Request — Return each line of the records holding the string "true".

Entries shown —

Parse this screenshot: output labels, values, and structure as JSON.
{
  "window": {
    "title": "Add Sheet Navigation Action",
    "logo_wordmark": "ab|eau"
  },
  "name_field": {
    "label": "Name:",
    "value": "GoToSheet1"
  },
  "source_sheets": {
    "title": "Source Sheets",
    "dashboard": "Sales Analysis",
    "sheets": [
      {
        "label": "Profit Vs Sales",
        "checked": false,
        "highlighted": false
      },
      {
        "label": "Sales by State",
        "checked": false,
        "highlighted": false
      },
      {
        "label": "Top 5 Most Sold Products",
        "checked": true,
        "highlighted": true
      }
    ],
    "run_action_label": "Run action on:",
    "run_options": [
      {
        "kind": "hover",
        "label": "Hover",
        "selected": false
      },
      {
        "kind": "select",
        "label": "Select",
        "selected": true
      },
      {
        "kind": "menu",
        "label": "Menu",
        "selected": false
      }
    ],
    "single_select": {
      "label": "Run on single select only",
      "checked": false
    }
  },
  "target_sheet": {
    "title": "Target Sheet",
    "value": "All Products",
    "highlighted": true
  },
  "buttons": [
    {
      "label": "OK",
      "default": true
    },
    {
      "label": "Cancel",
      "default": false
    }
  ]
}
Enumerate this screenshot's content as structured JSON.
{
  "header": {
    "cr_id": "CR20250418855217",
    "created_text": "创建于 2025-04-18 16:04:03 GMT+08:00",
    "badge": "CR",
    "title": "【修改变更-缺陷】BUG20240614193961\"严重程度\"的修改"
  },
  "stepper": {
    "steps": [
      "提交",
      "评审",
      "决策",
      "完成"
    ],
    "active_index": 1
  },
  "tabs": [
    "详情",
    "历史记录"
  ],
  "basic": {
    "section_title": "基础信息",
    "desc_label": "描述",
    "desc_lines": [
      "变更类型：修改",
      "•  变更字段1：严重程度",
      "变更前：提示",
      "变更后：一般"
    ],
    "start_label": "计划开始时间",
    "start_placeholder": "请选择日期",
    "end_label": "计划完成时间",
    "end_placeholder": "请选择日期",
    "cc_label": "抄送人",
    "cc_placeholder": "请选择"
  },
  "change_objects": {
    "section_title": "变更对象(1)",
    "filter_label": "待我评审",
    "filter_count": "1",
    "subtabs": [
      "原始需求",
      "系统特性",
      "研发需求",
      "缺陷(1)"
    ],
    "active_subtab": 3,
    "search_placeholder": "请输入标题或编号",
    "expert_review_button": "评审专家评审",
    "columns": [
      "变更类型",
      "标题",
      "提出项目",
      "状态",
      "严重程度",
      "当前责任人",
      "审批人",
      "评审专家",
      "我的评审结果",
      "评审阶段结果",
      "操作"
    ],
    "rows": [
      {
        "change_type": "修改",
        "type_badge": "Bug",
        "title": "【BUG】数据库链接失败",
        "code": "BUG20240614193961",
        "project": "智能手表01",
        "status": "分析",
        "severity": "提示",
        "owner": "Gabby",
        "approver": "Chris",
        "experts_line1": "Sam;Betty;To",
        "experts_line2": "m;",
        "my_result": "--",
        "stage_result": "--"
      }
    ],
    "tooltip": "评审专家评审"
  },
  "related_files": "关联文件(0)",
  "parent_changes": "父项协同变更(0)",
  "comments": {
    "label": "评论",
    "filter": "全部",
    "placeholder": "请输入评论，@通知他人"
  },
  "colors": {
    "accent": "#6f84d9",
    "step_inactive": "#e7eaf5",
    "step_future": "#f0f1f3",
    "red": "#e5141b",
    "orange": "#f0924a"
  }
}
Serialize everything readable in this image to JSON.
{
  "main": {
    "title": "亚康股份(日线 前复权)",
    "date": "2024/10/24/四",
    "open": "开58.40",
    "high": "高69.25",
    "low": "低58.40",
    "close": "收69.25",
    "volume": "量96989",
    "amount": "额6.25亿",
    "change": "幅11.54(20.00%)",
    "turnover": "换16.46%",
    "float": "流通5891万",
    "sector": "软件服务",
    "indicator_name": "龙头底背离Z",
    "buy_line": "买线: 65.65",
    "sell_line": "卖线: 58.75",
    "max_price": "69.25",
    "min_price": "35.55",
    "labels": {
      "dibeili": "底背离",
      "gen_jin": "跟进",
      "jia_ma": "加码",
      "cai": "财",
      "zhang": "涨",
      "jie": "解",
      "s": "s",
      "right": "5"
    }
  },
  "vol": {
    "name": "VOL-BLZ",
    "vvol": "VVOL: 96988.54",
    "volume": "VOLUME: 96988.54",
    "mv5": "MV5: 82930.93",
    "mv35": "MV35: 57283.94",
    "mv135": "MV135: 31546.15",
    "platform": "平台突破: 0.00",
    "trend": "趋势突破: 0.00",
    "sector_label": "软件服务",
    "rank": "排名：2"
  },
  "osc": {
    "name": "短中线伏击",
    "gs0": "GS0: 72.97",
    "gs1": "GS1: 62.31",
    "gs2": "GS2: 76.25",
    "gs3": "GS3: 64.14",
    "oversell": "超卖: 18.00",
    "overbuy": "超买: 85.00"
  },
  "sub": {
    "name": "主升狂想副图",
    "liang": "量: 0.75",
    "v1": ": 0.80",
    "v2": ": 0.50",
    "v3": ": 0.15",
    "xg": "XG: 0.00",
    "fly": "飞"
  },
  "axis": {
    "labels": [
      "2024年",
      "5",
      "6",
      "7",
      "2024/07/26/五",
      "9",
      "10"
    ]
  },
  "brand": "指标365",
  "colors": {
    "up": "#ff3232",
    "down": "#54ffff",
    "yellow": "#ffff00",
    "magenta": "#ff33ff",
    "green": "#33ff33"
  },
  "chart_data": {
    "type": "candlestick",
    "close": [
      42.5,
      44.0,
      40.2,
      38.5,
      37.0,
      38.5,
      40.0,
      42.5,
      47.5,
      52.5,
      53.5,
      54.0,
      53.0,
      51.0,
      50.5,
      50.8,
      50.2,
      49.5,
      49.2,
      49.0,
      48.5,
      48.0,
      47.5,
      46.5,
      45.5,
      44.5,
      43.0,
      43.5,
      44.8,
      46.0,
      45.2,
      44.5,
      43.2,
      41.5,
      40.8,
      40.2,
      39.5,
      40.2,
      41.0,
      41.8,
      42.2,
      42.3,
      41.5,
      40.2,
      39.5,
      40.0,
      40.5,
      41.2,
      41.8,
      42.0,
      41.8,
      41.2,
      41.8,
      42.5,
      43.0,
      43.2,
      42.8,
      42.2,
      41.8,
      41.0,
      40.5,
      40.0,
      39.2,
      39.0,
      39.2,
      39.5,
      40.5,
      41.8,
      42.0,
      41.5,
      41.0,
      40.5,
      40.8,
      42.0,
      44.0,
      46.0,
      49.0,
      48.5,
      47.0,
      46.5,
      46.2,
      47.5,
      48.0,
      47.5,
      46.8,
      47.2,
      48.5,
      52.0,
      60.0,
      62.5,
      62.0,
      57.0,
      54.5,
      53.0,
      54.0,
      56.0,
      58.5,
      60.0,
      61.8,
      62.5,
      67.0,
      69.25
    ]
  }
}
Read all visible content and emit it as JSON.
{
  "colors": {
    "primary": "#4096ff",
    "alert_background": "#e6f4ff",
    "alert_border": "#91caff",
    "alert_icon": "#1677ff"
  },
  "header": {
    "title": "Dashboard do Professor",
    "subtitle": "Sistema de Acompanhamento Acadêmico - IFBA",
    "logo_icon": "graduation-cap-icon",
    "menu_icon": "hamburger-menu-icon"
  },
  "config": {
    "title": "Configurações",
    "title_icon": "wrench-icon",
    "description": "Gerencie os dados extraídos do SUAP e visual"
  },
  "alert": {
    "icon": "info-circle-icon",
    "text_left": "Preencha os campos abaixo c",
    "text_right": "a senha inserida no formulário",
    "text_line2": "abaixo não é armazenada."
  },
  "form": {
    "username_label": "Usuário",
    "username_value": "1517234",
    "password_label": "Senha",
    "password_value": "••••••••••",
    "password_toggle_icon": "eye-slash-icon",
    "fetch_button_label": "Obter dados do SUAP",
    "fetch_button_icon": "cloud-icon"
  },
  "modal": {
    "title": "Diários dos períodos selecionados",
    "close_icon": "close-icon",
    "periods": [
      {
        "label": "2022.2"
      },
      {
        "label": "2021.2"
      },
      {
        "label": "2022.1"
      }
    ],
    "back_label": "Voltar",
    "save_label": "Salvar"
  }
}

Complete answer —
        "checked": true,
        "highlighted": true
        "selected": true
    "highlighted": true
      "default": true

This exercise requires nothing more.